## Task statement
Make an exact copy of all the records.
# # #
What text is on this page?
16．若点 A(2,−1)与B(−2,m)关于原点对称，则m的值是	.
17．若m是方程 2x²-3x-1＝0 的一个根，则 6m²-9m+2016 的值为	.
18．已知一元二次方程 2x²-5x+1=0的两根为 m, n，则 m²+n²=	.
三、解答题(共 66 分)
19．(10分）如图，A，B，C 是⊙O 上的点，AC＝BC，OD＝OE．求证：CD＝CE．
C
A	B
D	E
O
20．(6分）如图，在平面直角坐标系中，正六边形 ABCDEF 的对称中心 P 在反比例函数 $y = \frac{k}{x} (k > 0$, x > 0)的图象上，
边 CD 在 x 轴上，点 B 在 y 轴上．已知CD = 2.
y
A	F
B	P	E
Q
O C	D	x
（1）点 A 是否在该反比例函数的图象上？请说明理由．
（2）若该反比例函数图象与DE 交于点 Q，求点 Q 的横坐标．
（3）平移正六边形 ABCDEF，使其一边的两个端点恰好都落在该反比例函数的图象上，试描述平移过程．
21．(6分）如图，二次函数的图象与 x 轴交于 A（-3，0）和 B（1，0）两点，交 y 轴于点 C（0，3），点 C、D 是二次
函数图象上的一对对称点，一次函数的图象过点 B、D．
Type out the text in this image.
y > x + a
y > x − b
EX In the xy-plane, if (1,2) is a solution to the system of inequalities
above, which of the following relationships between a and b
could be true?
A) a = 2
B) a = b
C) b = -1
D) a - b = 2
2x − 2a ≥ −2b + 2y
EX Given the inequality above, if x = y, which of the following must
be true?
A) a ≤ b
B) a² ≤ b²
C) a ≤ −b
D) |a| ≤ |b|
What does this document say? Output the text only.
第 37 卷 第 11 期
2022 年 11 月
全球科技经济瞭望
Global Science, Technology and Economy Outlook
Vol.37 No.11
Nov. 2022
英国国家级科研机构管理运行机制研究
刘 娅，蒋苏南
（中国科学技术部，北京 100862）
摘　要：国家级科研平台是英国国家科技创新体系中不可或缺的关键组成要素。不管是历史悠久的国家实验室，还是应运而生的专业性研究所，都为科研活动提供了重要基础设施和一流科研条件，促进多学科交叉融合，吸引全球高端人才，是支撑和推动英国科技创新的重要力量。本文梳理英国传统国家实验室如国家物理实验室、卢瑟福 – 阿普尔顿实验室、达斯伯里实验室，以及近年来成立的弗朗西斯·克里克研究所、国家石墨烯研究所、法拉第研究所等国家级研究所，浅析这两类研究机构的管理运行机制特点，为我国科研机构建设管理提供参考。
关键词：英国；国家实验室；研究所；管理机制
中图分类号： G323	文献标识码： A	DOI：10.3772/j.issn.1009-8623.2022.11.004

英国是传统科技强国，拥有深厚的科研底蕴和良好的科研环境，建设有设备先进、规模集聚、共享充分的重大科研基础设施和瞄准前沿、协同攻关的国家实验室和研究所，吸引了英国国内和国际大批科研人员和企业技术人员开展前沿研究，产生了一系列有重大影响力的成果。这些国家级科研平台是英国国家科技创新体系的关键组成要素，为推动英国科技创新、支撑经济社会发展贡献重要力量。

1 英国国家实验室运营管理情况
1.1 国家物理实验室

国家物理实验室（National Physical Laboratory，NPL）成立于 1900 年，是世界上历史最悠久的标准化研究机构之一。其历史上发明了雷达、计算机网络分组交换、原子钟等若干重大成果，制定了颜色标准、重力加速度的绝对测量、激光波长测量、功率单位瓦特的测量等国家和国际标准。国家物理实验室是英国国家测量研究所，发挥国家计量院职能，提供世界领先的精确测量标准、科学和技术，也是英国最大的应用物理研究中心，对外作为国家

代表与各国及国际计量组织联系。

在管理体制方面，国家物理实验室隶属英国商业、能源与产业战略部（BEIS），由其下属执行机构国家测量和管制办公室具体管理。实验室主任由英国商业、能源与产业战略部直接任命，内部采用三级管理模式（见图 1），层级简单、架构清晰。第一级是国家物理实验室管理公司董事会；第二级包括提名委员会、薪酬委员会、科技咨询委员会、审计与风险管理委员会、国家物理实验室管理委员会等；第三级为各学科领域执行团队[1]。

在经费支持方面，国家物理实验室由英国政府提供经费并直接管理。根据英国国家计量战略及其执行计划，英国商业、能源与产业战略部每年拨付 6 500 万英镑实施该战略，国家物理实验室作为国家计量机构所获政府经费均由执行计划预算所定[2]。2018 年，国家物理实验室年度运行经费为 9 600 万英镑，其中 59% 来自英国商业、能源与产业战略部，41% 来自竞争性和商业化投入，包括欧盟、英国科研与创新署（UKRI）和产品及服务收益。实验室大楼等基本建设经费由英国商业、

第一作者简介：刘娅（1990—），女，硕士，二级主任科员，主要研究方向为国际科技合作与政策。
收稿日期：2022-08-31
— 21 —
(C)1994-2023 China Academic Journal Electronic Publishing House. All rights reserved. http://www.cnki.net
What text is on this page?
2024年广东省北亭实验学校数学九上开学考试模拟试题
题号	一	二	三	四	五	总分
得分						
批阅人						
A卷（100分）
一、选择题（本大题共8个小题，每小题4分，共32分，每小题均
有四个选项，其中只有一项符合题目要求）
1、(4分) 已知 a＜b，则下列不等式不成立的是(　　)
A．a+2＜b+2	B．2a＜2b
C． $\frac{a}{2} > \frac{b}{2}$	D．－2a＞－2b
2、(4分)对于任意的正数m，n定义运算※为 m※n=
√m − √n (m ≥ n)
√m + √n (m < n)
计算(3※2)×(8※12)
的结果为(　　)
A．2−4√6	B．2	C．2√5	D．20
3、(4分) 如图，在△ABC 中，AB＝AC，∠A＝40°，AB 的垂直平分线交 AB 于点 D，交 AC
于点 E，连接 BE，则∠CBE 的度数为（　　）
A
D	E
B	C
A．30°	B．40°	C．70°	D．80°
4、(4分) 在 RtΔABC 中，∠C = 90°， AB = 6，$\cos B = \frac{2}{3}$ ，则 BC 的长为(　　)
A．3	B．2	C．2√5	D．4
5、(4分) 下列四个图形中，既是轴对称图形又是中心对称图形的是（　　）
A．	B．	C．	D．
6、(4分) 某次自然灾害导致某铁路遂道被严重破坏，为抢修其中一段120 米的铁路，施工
# # #
## Solution to this task
What text is on this page?
16．若点 A(2,−1)与B(−2,m)关于原点对称，则m的值是	.
17．若m是方程 2x²-3x-1＝0 的一个根，则 6m²-9m+2016 的值为	.
18．已知一元二次方程 2x²-5x+1=0的两根为 m, n，则 m²+n²=	.
三、解答题(共 66 分)
19．(10分）如图，A，B，C 是⊙O 上的点，AC＝BC，OD＝OE．求证：CD＝CE．
C
A	B
D	E
O
20．(6分）如图，在平面直角坐标系中，正六边形 ABCDEF 的对称中心 P 在反比例函数 $y = \frac{k}{x} (k > 0$, x > 0)的图象上，
边 CD 在 x 轴上，点 B 在 y 轴上．已知CD = 2.
y
A	F
B	P	E
Q
O C	D	x
（1）点 A 是否在该反比例函数的图象上？请说明理由．
（2）若该反比例函数图象与DE 交于点 Q，求点 Q 的横坐标．
（3）平移正六边形 ABCDEF，使其一边的两个端点恰好都落在该反比例函数的图象上，试描述平移过程．
21．(6分）如图，二次函数的图象与 x 轴交于 A（-3，0）和 B（1，0）两点，交 y 轴于点 C（0，3），点 C、D 是二次
函数图象上的一对对称点，一次函数的图象过点 B、D．
Type out the text in this image.
y > x + a
y > x − b
EX In the xy-plane, if (1,2) is a solution to the system of inequalities
above, which of the following relationships between a and b
could be true?
A) a = 2
B) a = b
C) b = -1
D) a - b = 2
2x − 2a ≥ −2b + 2y
EX Given the inequality above, if x = y, which of the following must
be true?
A) a ≤ b
B) a² ≤ b²
C) a ≤ −b
D) |a| ≤ |b|
What does this document say? Output the text only.
第 37 卷 第 11 期
2022 年 11 月
全球科技经济瞭望
Global Science, Technology and Economy Outlook
Vol.37 No.11
Nov. 2022
英国国家级科研机构管理运行机制研究
刘 娅，蒋苏南
（中国科学技术部，北京 100862）
摘　要：国家级科研平台是英国国家科技创新体系中不可或缺的关键组成要素。不管是历史悠久的国家实验室，还是应运而生的专业性研究所，都为科研活动提供了重要基础设施和一流科研条件，促进多学科交叉融合，吸引全球高端人才，是支撑和推动英国科技创新的重要力量。本文梳理英国传统国家实验室如国家物理实验室、卢瑟福 – 阿普尔顿实验室、达斯伯里实验室，以及近年来成立的弗朗西斯·克里克研究所、国家石墨烯研究所、法拉第研究所等国家级研究所，浅析这两类研究机构的管理运行机制特点，为我国科研机构建设管理提供参考。
关键词：英国；国家实验室；研究所；管理机制
中图分类号： G323	文献标识码： A	DOI：10.3772/j.issn.1009-8623.2022.11.004

英国是传统科技强国，拥有深厚的科研底蕴和良好的科研环境，建设有设备先进、规模集聚、共享充分的重大科研基础设施和瞄准前沿、协同攻关的国家实验室和研究所，吸引了英国国内和国际大批科研人员和企业技术人员开展前沿研究，产生了一系列有重大影响力的成果。这些国家级科研平台是英国国家科技创新体系的关键组成要素，为推动英国科技创新、支撑经济社会发展贡献重要力量。

1 英国国家实验室运营管理情况
1.1 国家物理实验室

国家物理实验室（National Physical Laboratory，NPL）成立于 1900 年，是世界上历史最悠久的标准化研究机构之一。其历史上发明了雷达、计算机网络分组交换、原子钟等若干重大成果，制定了颜色标准、重力加速度的绝对测量、激光波长测量、功率单位瓦特的测量等国家和国际标准。国家物理实验室是英国国家测量研究所，发挥国家计量院职能，提供世界领先的精确测量标准、科学和技术，也是英国最大的应用物理研究中心，对外作为国家

代表与各国及国际计量组织联系。

在管理体制方面，国家物理实验室隶属英国商业、能源与产业战略部（BEIS），由其下属执行机构国家测量和管制办公室具体管理。实验室主任由英国商业、能源与产业战略部直接任命，内部采用三级管理模式（见图 1），层级简单、架构清晰。第一级是国家物理实验室管理公司董事会；第二级包括提名委员会、薪酬委员会、科技咨询委员会、审计与风险管理委员会、国家物理实验室管理委员会等；第三级为各学科领域执行团队[1]。

在经费支持方面，国家物理实验室由英国政府提供经费并直接管理。根据英国国家计量战略及其执行计划，英国商业、能源与产业战略部每年拨付 6 500 万英镑实施该战略，国家物理实验室作为国家计量机构所获政府经费均由执行计划预算所定[2]。2018 年，国家物理实验室年度运行经费为 9 600 万英镑，其中 59% 来自英国商业、能源与产业战略部，41% 来自竞争性和商业化投入，包括欧盟、英国科研与创新署（UKRI）和产品及服务收益。实验室大楼等基本建设经费由英国商业、

第一作者简介：刘娅（1990—），女，硕士，二级主任科员，主要研究方向为国际科技合作与政策。
收稿日期：2022-08-31
— 21 —
(C)1994-2023 China Academic Journal Electronic Publishing House. All rights reserved. http://www.cnki.net
What text is on this page?
2024年广东省北亭实验学校数学九上开学考试模拟试题
题号	一	二	三	四	五	总分
得分						
批阅人						
A卷（100分）
一、选择题（本大题共8个小题，每小题4分，共32分，每小题均
有四个选项，其中只有一项符合题目要求）
1、(4分) 已知 a＜b，则下列不等式不成立的是(　　)
A．a+2＜b+2	B．2a＜2b
C． $\frac{a}{2} > \frac{b}{2}$	D．－2a＞－2b
2、(4分)对于任意的正数m，n定义运算※为 m※n=
√m − √n (m ≥ n)
√m + √n (m < n)
计算(3※2)×(8※12)
的结果为(　　)
A．2−4√6	B．2	C．2√5	D．20
3、(4分) 如图，在△ABC 中，AB＝AC，∠A＝40°，AB 的垂直平分线交 AB 于点 D，交 AC
于点 E，连接 BE，则∠CBE 的度数为（　　）
A
D	E
B	C
A．30°	B．40°	C．70°	D．80°
4、(4分) 在 RtΔABC 中，∠C = 90°， AB = 6，$\cos B = \frac{2}{3}$ ，则 BC 的长为(　　)
A．3	B．2	C．2√5	D．4
5、(4分) 下列四个图形中，既是轴对称图形又是中心对称图形的是（　　）
A．	B．	C．	D．
6、(4分) 某次自然灾害导致某铁路遂道被严重破坏，为抢修其中一段120 米的铁路，施工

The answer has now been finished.